- Entries:

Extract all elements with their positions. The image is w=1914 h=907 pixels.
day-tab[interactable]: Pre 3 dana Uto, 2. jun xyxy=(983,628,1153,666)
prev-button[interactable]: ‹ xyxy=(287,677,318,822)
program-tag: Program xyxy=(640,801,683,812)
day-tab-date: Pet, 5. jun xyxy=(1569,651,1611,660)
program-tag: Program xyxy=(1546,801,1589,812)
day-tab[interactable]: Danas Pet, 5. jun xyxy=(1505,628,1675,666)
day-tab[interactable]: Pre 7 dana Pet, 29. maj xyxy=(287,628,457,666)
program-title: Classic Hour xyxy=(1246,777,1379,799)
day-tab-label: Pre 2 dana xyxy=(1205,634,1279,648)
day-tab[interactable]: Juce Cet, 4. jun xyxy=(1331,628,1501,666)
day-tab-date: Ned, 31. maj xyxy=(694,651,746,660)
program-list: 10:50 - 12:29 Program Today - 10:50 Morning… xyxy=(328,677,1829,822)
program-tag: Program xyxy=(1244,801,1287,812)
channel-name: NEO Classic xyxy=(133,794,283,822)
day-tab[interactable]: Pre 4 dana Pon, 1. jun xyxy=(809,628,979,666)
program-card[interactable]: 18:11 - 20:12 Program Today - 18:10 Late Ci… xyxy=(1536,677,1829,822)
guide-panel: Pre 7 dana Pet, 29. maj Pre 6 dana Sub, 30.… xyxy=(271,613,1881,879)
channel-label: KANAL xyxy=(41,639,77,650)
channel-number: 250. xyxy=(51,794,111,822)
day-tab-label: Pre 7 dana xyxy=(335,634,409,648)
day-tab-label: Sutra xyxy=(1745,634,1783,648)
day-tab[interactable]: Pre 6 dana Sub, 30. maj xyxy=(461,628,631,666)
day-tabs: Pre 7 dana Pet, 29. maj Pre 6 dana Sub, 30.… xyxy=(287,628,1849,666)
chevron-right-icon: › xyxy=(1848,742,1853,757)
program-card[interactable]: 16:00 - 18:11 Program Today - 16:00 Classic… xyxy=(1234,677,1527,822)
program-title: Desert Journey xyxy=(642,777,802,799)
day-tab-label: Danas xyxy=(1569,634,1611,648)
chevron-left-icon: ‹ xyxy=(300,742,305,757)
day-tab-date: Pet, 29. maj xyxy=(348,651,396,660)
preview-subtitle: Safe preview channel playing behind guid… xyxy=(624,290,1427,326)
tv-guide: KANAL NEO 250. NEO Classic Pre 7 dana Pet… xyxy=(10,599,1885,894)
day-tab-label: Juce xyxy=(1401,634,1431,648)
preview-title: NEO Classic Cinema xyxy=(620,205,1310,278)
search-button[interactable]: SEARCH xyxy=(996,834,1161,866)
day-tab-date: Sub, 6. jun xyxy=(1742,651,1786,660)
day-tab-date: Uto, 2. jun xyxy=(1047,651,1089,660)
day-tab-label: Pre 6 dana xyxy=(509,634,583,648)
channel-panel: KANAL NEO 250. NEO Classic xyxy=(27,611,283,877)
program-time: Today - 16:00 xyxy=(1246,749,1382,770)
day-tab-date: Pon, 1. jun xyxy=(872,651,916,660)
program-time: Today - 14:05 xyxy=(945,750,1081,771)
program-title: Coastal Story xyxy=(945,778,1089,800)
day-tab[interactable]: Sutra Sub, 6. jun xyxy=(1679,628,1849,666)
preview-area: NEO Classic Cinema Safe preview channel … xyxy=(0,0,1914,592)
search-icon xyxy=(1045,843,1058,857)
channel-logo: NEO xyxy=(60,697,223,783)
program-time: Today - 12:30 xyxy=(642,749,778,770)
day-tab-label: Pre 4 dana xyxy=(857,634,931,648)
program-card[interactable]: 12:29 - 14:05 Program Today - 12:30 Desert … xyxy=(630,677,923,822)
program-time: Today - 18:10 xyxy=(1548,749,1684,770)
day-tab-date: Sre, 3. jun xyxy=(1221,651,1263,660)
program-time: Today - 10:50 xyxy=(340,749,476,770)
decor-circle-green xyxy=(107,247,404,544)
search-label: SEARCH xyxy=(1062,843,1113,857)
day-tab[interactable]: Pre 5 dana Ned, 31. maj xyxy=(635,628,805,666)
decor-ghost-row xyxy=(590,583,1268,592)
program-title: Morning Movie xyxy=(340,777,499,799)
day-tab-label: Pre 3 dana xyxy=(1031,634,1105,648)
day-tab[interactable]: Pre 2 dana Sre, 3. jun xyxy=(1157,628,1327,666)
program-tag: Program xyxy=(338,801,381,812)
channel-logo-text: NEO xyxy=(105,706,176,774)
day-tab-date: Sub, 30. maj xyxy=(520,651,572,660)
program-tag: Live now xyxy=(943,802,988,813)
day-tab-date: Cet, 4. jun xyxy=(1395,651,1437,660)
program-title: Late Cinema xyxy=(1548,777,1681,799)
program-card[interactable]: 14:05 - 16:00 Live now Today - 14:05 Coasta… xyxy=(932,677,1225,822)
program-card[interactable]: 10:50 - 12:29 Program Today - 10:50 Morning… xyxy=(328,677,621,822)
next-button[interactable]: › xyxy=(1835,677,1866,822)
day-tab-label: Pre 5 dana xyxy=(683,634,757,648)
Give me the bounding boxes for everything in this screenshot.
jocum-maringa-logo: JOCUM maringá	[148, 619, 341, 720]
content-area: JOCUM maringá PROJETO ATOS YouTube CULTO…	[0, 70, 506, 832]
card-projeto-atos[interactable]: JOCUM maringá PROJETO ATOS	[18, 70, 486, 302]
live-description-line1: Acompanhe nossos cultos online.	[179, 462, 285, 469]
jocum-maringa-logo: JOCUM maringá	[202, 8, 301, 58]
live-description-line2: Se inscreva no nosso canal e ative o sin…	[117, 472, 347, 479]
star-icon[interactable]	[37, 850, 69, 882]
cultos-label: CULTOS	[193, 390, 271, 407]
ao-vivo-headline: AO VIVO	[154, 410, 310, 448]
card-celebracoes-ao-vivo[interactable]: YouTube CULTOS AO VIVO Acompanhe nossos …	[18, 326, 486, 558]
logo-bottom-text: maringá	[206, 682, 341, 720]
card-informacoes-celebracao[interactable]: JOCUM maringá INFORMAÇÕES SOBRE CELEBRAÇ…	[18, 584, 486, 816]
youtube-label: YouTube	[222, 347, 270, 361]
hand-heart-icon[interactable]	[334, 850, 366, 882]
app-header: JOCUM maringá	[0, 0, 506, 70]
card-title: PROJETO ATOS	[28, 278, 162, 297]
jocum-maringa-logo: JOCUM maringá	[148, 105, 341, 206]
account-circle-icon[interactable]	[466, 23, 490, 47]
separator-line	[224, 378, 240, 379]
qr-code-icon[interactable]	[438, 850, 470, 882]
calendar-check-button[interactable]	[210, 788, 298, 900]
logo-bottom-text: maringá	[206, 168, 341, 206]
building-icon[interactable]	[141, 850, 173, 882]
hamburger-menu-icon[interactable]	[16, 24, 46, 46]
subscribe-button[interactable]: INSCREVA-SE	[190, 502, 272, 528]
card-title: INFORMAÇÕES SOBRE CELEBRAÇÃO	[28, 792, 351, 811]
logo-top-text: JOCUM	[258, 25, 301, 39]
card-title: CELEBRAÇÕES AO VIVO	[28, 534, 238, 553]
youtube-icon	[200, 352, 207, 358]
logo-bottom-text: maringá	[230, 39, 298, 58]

- Short problem: Copy the records above word for word, starting from the very first line and continuing up to and including the line with "program-list: 10:50 - 12:29".

- Written solution:
Extract all elements with their positions. The image is w=1914 h=907 pixels.
day-tab[interactable]: Pre 3 dana Uto, 2. jun xyxy=(983,628,1153,666)
prev-button[interactable]: ‹ xyxy=(287,677,318,822)
program-tag: Program xyxy=(640,801,683,812)
day-tab-date: Pet, 5. jun xyxy=(1569,651,1611,660)
program-tag: Program xyxy=(1546,801,1589,812)
day-tab[interactable]: Danas Pet, 5. jun xyxy=(1505,628,1675,666)
day-tab[interactable]: Pre 7 dana Pet, 29. maj xyxy=(287,628,457,666)
program-title: Classic Hour xyxy=(1246,777,1379,799)
day-tab-label: Pre 2 dana xyxy=(1205,634,1279,648)
day-tab[interactable]: Juce Cet, 4. jun xyxy=(1331,628,1501,666)
day-tab-date: Ned, 31. maj xyxy=(694,651,746,660)
program-list: 10:50 - 12:29 Program Today - 10:50 Morning… xyxy=(328,677,1829,822)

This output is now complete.